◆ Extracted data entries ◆
☆ ☆ ☆
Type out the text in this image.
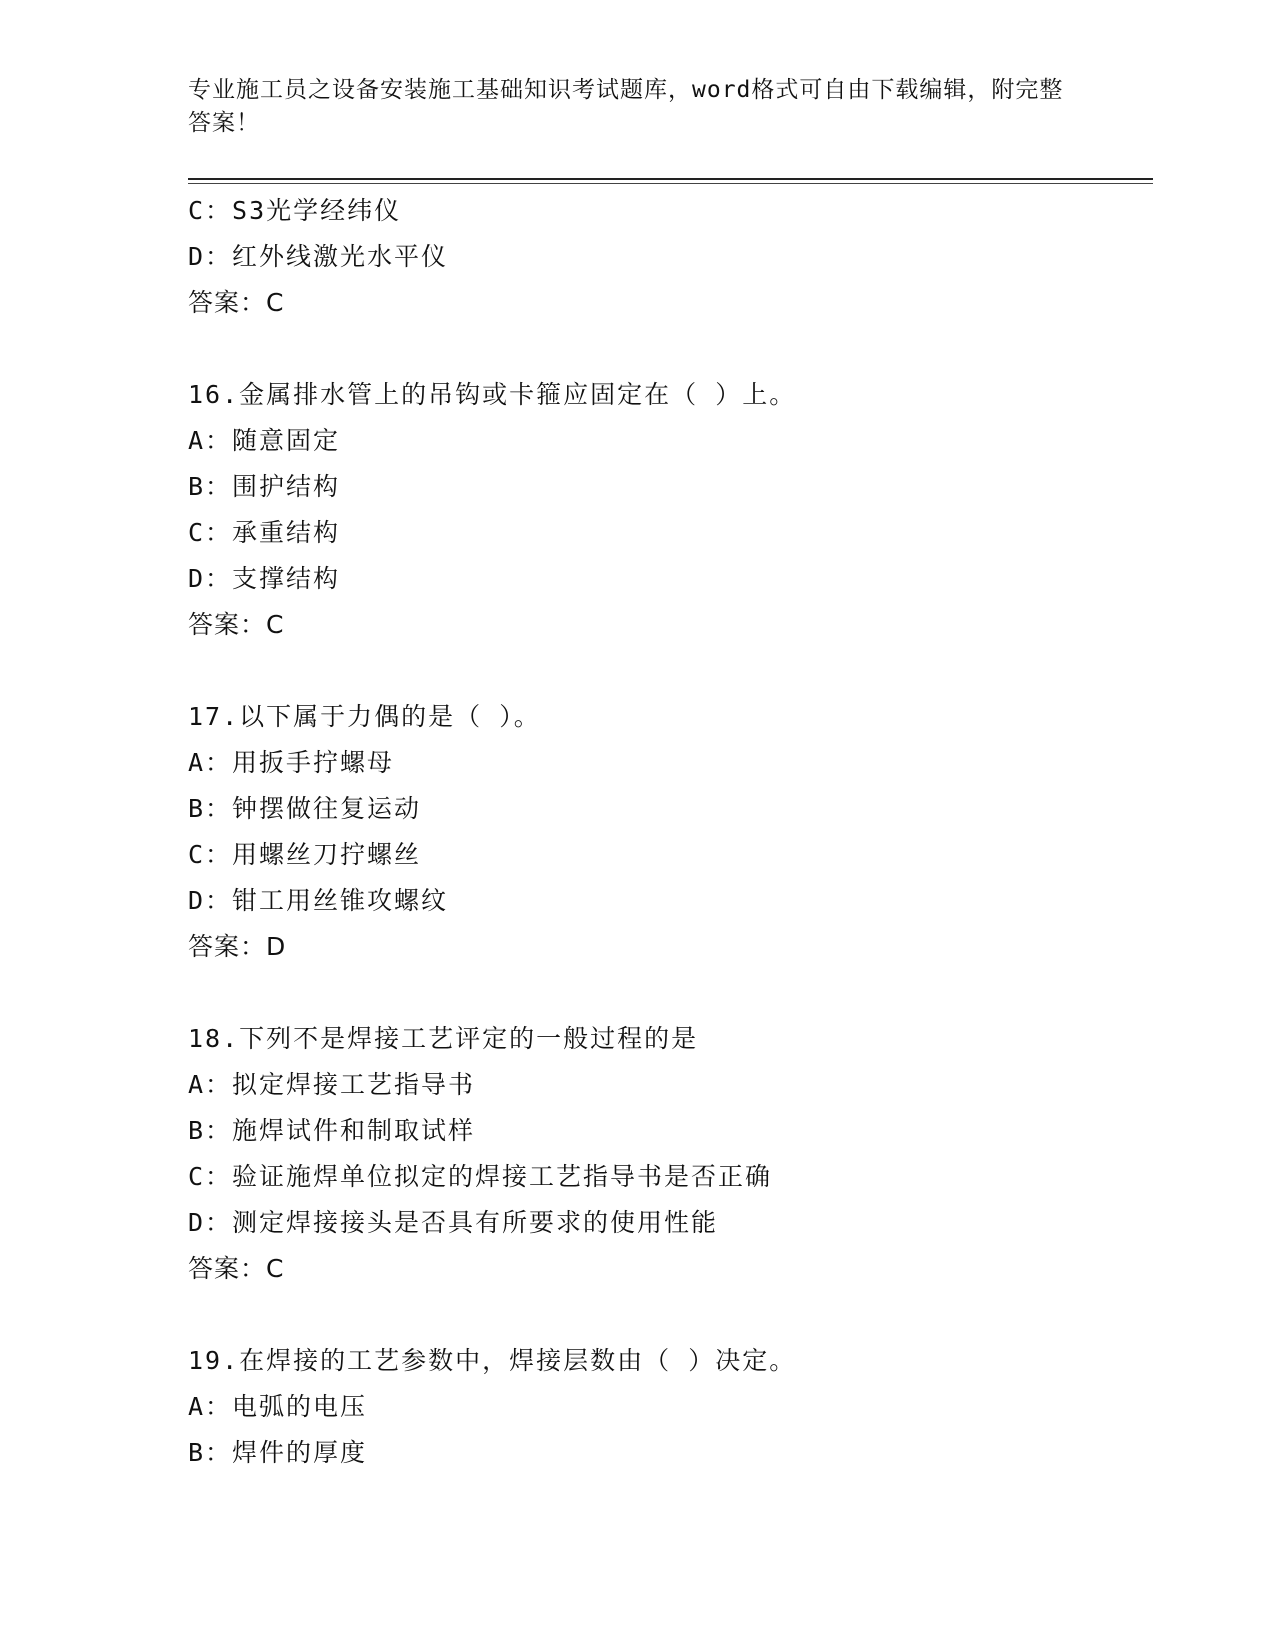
专业施工员之设备安装施工基础知识考试题库，word格式可自由下载编辑，附完整答案！
C：S3光学经纬仪
D：红外线激光水平仪
答案：C
16.金属排水管上的吊钩或卡箍应固定在（ ）上。
A：随意固定
B：围护结构
C：承重结构
D：支撑结构
答案：C
17.以下属于力偶的是（ ）。
A：用扳手拧螺母
B：钟摆做往复运动
C：用螺丝刀拧螺丝
D：钳工用丝锥攻螺纹
答案：D
18.下列不是焊接工艺评定的一般过程的是
A：拟定焊接工艺指导书
B：施焊试件和制取试样
C：验证施焊单位拟定的焊接工艺指导书是否正确
D：测定焊接接头是否具有所要求的使用性能
答案：C
19.在焊接的工艺参数中，焊接层数由（ ）决定。
A：电弧的电压
B：焊件的厚度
☆ ☆ ☆
◆ GIVEN INSTRUCTION ◆
Every record above must be given again exactly; drop the pictures.

◆ FULL ANSWER ◆
Type out the text in this image.
专业施工员之设备安装施工基础知识考试题库，word格式可自由下载编辑，附完整答案！
C：S3光学经纬仪
D：红外线激光水平仪
答案：C
16.金属排水管上的吊钩或卡箍应固定在（ ）上。
A：随意固定
B：围护结构
C：承重结构
D：支撑结构
答案：C
17.以下属于力偶的是（ ）。
A：用扳手拧螺母
B：钟摆做往复运动
C：用螺丝刀拧螺丝
D：钳工用丝锥攻螺纹
答案：D
18.下列不是焊接工艺评定的一般过程的是
A：拟定焊接工艺指导书
B：施焊试件和制取试样
C：验证施焊单位拟定的焊接工艺指导书是否正确
D：测定焊接接头是否具有所要求的使用性能
答案：C
19.在焊接的工艺参数中，焊接层数由（ ）决定。
A：电弧的电压
B：焊件的厚度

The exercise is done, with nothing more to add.